Data listing
──────────

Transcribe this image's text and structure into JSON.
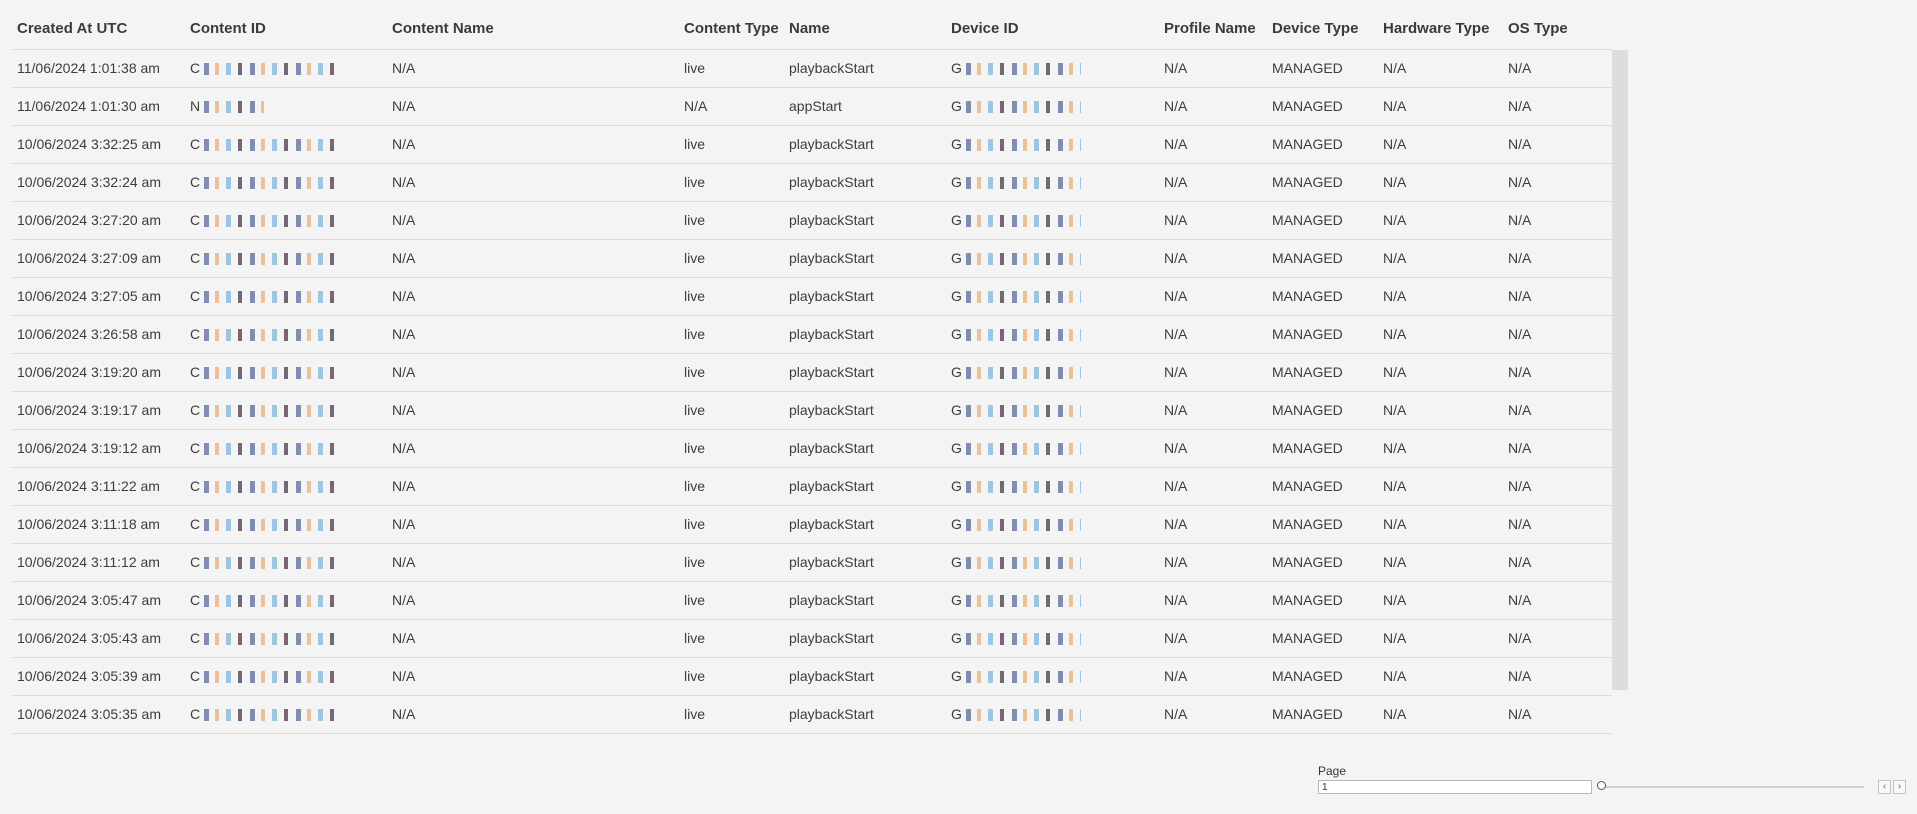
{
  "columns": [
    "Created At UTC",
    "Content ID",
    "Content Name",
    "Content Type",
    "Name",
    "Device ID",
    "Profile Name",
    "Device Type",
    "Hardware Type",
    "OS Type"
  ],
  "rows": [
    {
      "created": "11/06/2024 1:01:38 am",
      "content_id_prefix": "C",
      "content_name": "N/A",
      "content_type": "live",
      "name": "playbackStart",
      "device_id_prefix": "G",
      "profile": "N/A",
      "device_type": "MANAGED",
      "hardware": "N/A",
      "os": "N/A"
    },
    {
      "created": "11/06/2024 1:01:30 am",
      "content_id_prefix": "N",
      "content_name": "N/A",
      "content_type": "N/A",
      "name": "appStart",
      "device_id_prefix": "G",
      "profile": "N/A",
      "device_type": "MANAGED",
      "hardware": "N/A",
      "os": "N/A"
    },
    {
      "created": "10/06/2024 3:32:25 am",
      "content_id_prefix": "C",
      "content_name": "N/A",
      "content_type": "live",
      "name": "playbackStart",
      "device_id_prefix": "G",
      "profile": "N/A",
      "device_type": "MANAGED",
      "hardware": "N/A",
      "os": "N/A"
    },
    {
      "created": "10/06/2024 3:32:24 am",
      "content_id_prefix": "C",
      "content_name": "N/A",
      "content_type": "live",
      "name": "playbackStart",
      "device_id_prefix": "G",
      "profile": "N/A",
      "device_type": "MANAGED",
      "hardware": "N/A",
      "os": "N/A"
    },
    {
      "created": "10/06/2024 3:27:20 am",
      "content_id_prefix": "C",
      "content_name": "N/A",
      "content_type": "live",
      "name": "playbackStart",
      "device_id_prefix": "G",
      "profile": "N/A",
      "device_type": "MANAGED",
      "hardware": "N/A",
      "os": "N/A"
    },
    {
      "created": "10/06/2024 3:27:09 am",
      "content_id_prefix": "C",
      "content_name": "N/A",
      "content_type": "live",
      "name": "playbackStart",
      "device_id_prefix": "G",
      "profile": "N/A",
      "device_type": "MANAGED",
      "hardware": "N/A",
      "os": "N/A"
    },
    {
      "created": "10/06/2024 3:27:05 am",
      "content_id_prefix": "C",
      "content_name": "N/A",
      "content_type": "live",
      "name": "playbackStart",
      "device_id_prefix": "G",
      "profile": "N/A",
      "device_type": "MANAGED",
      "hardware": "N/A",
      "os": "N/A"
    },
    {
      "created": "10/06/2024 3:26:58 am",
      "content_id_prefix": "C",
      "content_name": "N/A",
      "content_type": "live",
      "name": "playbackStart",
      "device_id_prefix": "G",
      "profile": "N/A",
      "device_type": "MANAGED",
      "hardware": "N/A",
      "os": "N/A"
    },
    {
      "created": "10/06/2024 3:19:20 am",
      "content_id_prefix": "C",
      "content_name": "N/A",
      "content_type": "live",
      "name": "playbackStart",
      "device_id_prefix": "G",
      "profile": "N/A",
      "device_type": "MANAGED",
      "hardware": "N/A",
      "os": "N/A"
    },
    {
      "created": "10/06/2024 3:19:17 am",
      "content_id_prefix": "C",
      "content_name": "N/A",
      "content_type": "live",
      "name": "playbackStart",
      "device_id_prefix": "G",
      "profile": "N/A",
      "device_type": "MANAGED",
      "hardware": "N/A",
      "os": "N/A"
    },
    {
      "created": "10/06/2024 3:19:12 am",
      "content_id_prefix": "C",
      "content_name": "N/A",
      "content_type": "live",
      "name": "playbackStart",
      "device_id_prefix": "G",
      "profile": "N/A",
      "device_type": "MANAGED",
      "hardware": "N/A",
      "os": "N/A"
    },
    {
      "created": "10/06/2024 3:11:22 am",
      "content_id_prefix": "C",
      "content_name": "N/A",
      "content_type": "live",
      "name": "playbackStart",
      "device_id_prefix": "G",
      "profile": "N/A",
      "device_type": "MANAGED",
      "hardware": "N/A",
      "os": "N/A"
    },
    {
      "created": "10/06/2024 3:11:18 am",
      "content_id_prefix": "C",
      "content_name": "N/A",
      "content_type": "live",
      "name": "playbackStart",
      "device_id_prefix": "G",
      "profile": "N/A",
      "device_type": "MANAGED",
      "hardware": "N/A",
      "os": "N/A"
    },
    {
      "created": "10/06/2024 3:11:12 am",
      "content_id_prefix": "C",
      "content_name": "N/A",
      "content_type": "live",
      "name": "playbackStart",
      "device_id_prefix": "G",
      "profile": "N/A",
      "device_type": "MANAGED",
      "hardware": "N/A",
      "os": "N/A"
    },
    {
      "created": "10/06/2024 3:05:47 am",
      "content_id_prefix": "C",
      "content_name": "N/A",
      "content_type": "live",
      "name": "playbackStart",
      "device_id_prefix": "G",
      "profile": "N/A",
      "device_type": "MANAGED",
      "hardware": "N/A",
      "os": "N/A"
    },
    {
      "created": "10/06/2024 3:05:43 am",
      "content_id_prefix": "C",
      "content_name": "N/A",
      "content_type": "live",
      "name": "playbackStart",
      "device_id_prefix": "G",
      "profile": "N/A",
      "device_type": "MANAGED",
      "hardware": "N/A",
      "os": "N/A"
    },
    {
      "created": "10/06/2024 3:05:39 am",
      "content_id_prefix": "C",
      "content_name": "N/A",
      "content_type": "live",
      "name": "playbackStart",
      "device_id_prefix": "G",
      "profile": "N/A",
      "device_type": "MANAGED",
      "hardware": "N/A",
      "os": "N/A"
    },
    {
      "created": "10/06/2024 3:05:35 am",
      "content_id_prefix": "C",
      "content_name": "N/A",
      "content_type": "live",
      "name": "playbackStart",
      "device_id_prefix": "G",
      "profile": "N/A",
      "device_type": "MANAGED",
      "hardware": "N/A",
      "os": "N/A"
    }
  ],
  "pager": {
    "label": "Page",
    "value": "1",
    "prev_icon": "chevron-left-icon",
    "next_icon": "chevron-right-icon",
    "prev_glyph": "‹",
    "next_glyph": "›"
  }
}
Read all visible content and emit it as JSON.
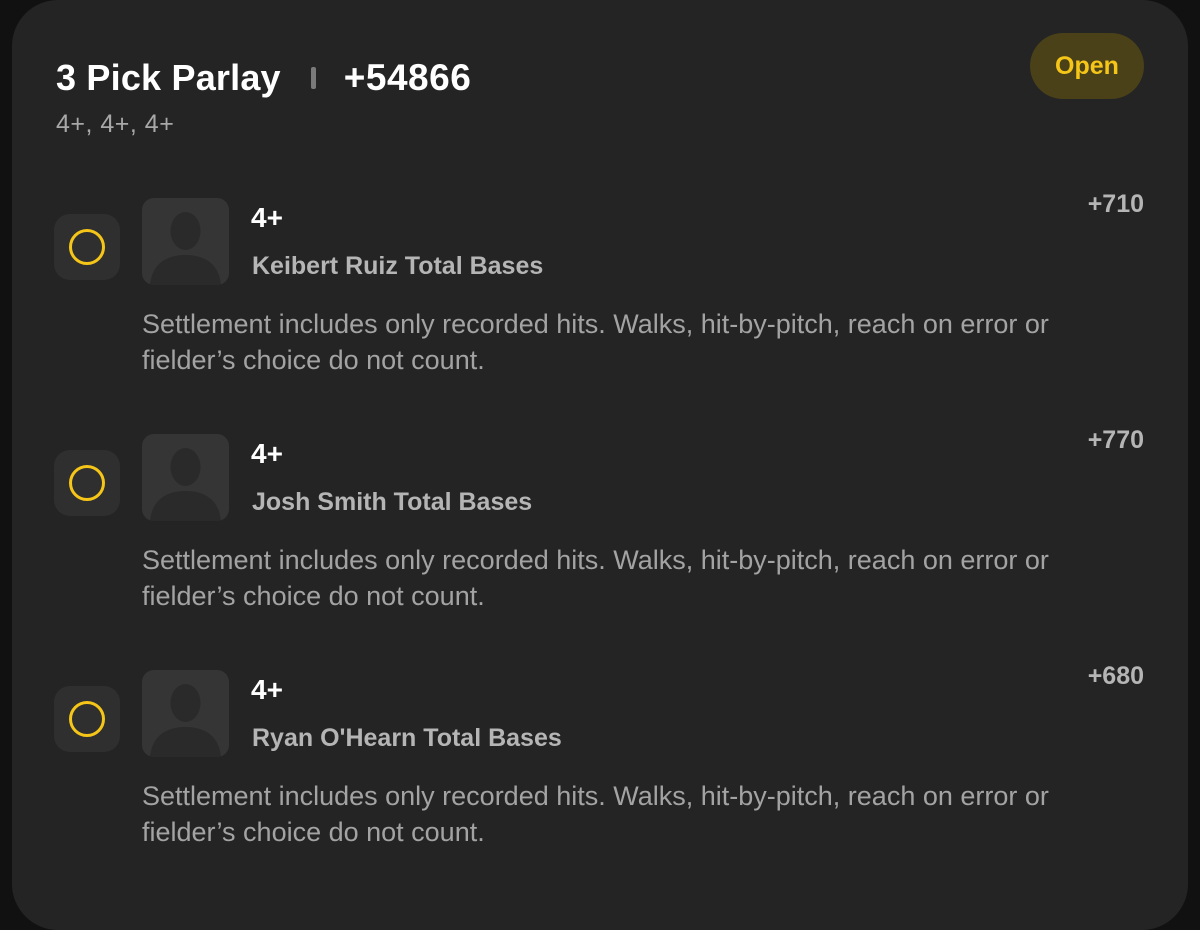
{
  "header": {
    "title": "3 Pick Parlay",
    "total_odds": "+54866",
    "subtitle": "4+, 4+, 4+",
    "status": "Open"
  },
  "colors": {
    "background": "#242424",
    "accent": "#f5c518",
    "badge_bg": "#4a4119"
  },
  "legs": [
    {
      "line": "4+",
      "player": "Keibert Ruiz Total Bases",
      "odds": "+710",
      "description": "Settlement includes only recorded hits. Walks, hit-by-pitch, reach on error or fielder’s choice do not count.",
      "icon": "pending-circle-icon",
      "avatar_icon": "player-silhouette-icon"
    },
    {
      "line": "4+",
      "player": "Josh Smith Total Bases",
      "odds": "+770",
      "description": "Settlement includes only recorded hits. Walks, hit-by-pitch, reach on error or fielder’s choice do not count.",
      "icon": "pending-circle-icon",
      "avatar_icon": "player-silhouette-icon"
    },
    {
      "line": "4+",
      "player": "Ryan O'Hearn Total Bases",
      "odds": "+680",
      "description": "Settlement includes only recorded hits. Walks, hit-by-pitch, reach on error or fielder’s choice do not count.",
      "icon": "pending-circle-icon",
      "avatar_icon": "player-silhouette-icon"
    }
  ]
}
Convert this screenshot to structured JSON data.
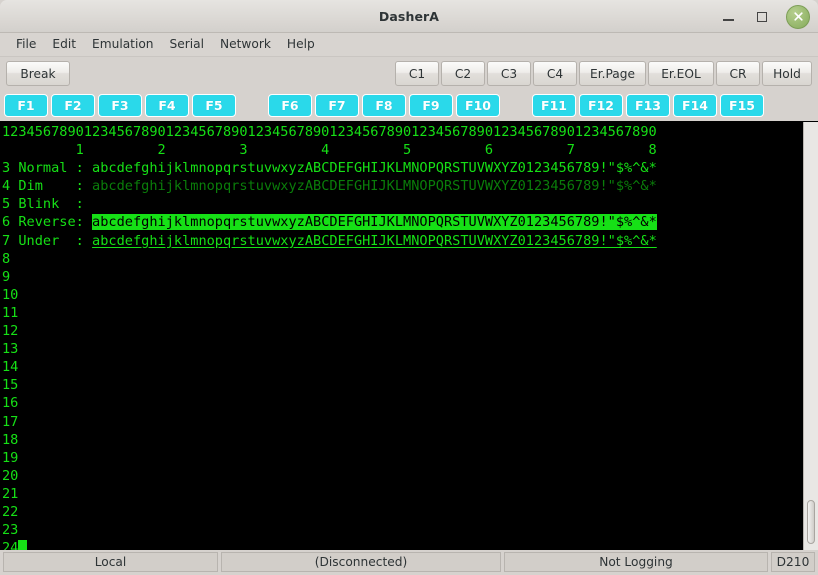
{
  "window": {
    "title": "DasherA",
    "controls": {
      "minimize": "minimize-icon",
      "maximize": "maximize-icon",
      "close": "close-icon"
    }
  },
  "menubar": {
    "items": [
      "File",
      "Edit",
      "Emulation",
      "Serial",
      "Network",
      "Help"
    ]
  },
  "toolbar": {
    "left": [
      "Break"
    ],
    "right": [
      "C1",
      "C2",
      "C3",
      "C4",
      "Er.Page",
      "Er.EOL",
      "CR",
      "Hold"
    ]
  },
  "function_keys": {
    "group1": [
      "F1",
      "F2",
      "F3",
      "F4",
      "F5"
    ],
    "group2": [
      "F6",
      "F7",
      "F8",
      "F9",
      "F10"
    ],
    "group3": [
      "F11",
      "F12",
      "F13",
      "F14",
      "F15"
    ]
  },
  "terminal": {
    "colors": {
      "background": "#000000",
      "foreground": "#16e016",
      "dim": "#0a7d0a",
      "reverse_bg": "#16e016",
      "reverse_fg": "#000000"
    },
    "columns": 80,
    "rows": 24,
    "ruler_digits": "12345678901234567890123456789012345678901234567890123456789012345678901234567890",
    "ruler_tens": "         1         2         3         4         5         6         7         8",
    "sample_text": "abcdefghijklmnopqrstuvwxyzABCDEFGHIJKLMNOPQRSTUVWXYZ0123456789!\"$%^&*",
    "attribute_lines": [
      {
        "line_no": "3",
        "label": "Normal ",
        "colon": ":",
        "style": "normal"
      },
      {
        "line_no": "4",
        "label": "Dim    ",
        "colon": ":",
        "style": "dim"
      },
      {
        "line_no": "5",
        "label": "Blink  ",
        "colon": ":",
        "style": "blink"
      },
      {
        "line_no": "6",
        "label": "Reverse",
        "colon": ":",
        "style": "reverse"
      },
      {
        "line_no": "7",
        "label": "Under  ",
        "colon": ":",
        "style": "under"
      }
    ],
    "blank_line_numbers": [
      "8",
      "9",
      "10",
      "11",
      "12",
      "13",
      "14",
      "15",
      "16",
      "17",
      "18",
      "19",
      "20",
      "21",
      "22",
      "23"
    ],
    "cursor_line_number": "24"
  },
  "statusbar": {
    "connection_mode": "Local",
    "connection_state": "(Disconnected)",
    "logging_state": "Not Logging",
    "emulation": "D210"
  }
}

──────────

:: Set task ::
Find the lines containing "JSON" and pull them out.

:: Task answer ::
Transcribe this image's text and structure into JSON.
Read all visible content and emit it as JSON.
Convert this screenshot to structured JSON data.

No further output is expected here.